--- START Rows ---

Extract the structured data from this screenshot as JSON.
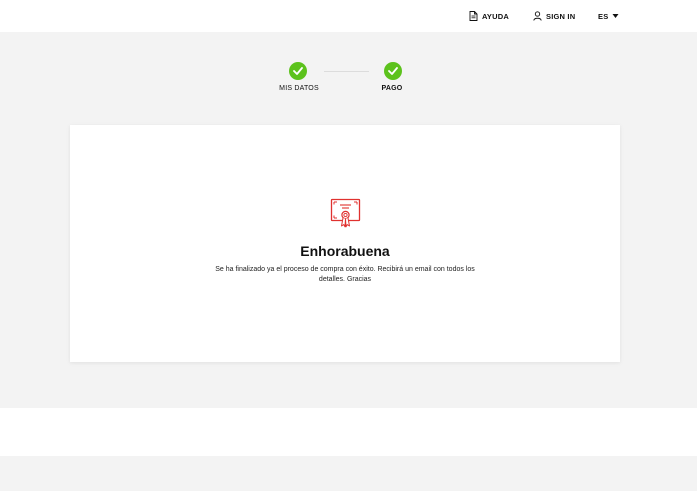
{
  "header": {
    "help_label": "AYUDA",
    "signin_label": "SIGN IN",
    "language_label": "ES",
    "icons": {
      "help": "document-icon",
      "signin": "user-icon",
      "language": "caret-down-icon"
    }
  },
  "stepper": {
    "steps": [
      {
        "label": "MIS DATOS",
        "completed": true
      },
      {
        "label": "PAGO",
        "completed": true
      }
    ]
  },
  "confirmation": {
    "icon": "certificate-icon",
    "title": "Enhorabuena",
    "message": "Se ha finalizado ya el proceso de compra con éxito. Recibirá un email con todos los detalles. Gracias"
  },
  "colors": {
    "step_complete": "#5cc21c",
    "icon_accent": "#e0312f",
    "page_background": "#f3f3f3",
    "surface": "#ffffff"
  }
}
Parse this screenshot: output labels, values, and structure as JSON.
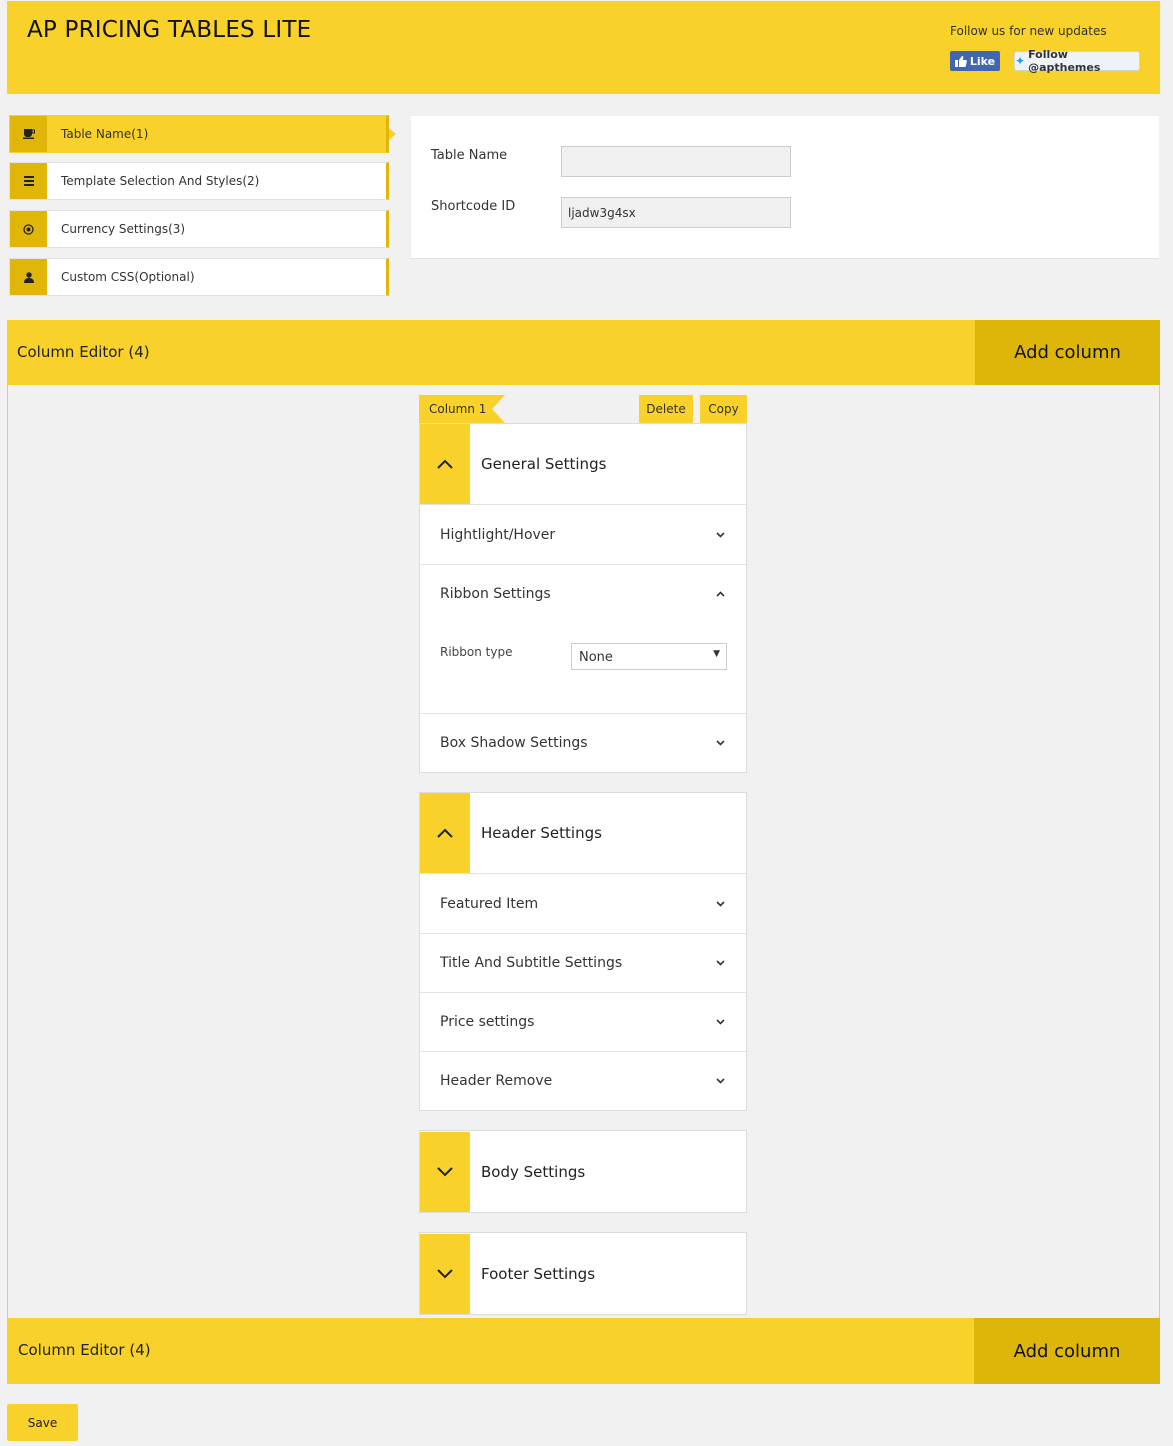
{
  "header": {
    "title": "AP PRICING TABLES LITE",
    "follow_text": "Follow us for new updates",
    "like_label": "Like",
    "twitter_label": "Follow @apthemes"
  },
  "sidebar": {
    "items": [
      {
        "label": "Table Name(1)",
        "icon": "coffee-icon",
        "active": true
      },
      {
        "label": "Template Selection And Styles(2)",
        "icon": "list-icon",
        "active": false
      },
      {
        "label": "Currency Settings(3)",
        "icon": "circle-dot-icon",
        "active": false
      },
      {
        "label": "Custom CSS(Optional)",
        "icon": "user-icon",
        "active": false
      }
    ]
  },
  "table_form": {
    "table_name_label": "Table Name",
    "table_name_value": "",
    "shortcode_label": "Shortcode ID",
    "shortcode_value": "ljadw3g4sx"
  },
  "column_editor": {
    "title": "Column Editor (4)",
    "add_column_label": "Add column"
  },
  "column": {
    "tag": "Column 1",
    "delete_label": "Delete",
    "copy_label": "Copy",
    "general": {
      "title": "General Settings",
      "expanded": true,
      "rows": [
        "Hightlight/Hover",
        "Ribbon Settings",
        "Box Shadow Settings"
      ],
      "ribbon_type_label": "Ribbon type",
      "ribbon_type_value": "None"
    },
    "header": {
      "title": "Header Settings",
      "expanded": true,
      "rows": [
        "Featured Item",
        "Title And Subtitle Settings",
        "Price settings",
        "Header Remove"
      ]
    },
    "body": {
      "title": "Body Settings",
      "expanded": false
    },
    "footer": {
      "title": "Footer Settings",
      "expanded": false
    }
  },
  "save_label": "Save",
  "colors": {
    "accent": "#f8d12a",
    "accent_dark": "#deb509",
    "background": "#f1f1f1"
  }
}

--- END Rows ---

Exercise: All the lines above are to be reproduced exactly, except the pictures.

Written solution:
Extract the structured data from this screenshot as JSON.
{
  "header": {
    "help_label": "AYUDA",
    "signin_label": "SIGN IN",
    "language_label": "ES",
    "icons": {
      "help": "document-icon",
      "signin": "user-icon",
      "language": "caret-down-icon"
    }
  },
  "stepper": {
    "steps": [
      {
        "label": "MIS DATOS",
        "completed": true
      },
      {
        "label": "PAGO",
        "completed": true
      }
    ]
  },
  "confirmation": {
    "icon": "certificate-icon",
    "title": "Enhorabuena",
    "message": "Se ha finalizado ya el proceso de compra con éxito. Recibirá un email con todos los detalles. Gracias"
  },
  "colors": {
    "step_complete": "#5cc21c",
    "icon_accent": "#e0312f",
    "page_background": "#f3f3f3",
    "surface": "#ffffff"
  }
}
Parse this screenshot: output labels, values, and structure as JSON.
{
  "header": {
    "title": "AP PRICING TABLES LITE",
    "follow_text": "Follow us for new updates",
    "like_label": "Like",
    "twitter_label": "Follow @apthemes"
  },
  "sidebar": {
    "items": [
      {
        "label": "Table Name(1)",
        "icon": "coffee-icon",
        "active": true
      },
      {
        "label": "Template Selection And Styles(2)",
        "icon": "list-icon",
        "active": false
      },
      {
        "label": "Currency Settings(3)",
        "icon": "circle-dot-icon",
        "active": false
      },
      {
        "label": "Custom CSS(Optional)",
        "icon": "user-icon",
        "active": false
      }
    ]
  },
  "table_form": {
    "table_name_label": "Table Name",
    "table_name_value": "",
    "shortcode_label": "Shortcode ID",
    "shortcode_value": "ljadw3g4sx"
  },
  "column_editor": {
    "title": "Column Editor (4)",
    "add_column_label": "Add column"
  },
  "column": {
    "tag": "Column 1",
    "delete_label": "Delete",
    "copy_label": "Copy",
    "general": {
      "title": "General Settings",
      "expanded": true,
      "rows": [
        "Hightlight/Hover",
        "Ribbon Settings",
        "Box Shadow Settings"
      ],
      "ribbon_type_label": "Ribbon type",
      "ribbon_type_value": "None"
    },
    "header": {
      "title": "Header Settings",
      "expanded": true,
      "rows": [
        "Featured Item",
        "Title And Subtitle Settings",
        "Price settings",
        "Header Remove"
      ]
    },
    "body": {
      "title": "Body Settings",
      "expanded": false
    },
    "footer": {
      "title": "Footer Settings",
      "expanded": false
    }
  },
  "save_label": "Save",
  "colors": {
    "accent": "#f8d12a",
    "accent_dark": "#deb509",
    "background": "#f1f1f1"
  }
}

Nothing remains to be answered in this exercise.